→ **STATED TASK**: Repeat the data word for word, from the first line through the line holding "Text: 20: 20 (309, 154, 319, 163)", both included.

[Dataset records]

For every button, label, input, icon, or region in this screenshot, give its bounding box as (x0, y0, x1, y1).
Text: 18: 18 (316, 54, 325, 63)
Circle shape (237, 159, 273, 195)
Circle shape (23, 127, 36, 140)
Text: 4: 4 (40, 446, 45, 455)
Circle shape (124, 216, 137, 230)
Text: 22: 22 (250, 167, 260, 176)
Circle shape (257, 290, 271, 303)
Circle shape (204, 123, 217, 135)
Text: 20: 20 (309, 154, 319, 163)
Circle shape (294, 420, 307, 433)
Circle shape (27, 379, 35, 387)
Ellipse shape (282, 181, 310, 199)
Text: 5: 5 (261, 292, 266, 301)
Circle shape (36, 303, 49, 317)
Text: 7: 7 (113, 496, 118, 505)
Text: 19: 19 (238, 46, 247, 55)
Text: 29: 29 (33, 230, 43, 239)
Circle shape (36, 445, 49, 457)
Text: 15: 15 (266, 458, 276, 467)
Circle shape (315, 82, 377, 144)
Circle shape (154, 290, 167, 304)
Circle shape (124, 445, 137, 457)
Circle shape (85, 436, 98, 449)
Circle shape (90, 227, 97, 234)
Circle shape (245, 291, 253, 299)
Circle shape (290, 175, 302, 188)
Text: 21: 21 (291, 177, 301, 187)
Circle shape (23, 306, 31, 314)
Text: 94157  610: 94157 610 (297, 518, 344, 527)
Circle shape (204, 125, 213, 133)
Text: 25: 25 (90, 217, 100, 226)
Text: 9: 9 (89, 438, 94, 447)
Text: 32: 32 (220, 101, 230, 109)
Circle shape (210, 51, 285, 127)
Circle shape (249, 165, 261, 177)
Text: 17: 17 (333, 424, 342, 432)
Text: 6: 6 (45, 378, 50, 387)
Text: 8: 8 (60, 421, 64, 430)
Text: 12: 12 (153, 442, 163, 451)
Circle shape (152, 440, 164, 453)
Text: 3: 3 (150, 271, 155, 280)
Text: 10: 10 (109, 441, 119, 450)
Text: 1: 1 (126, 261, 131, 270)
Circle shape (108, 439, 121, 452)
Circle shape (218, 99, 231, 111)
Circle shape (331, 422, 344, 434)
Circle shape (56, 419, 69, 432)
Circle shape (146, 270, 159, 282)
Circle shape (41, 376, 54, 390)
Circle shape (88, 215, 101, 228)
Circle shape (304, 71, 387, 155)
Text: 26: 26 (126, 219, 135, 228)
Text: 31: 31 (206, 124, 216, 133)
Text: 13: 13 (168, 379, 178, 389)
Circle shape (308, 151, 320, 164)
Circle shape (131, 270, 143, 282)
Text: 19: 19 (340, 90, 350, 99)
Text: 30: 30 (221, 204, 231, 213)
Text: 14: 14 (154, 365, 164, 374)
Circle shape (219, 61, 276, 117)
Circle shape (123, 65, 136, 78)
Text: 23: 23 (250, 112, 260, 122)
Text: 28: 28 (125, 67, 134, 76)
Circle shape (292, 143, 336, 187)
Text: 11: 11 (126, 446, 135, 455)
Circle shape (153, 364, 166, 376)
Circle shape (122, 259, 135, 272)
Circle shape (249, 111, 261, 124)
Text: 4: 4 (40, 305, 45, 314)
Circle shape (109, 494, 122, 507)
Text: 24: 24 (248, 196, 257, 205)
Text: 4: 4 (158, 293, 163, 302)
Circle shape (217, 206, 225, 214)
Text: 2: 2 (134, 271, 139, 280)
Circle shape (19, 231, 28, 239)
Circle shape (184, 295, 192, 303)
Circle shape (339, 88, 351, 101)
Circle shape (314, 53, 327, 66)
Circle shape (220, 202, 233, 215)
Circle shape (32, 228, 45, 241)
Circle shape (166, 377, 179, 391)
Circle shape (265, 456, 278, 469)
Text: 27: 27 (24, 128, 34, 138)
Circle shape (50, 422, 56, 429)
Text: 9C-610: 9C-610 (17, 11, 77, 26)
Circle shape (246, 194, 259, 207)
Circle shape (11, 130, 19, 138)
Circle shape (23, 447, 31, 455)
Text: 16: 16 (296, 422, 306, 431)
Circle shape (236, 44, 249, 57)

→ **PROBLEM SOLUTION**:
For every button, label, input, icon, or region in this screenshot, give its bounding box as (x0, y0, x1, y1).
Text: 18: 18 (316, 54, 325, 63)
Circle shape (237, 159, 273, 195)
Circle shape (23, 127, 36, 140)
Text: 4: 4 (40, 446, 45, 455)
Circle shape (124, 216, 137, 230)
Text: 22: 22 (250, 167, 260, 176)
Circle shape (257, 290, 271, 303)
Circle shape (204, 123, 217, 135)
Text: 20: 20 (309, 154, 319, 163)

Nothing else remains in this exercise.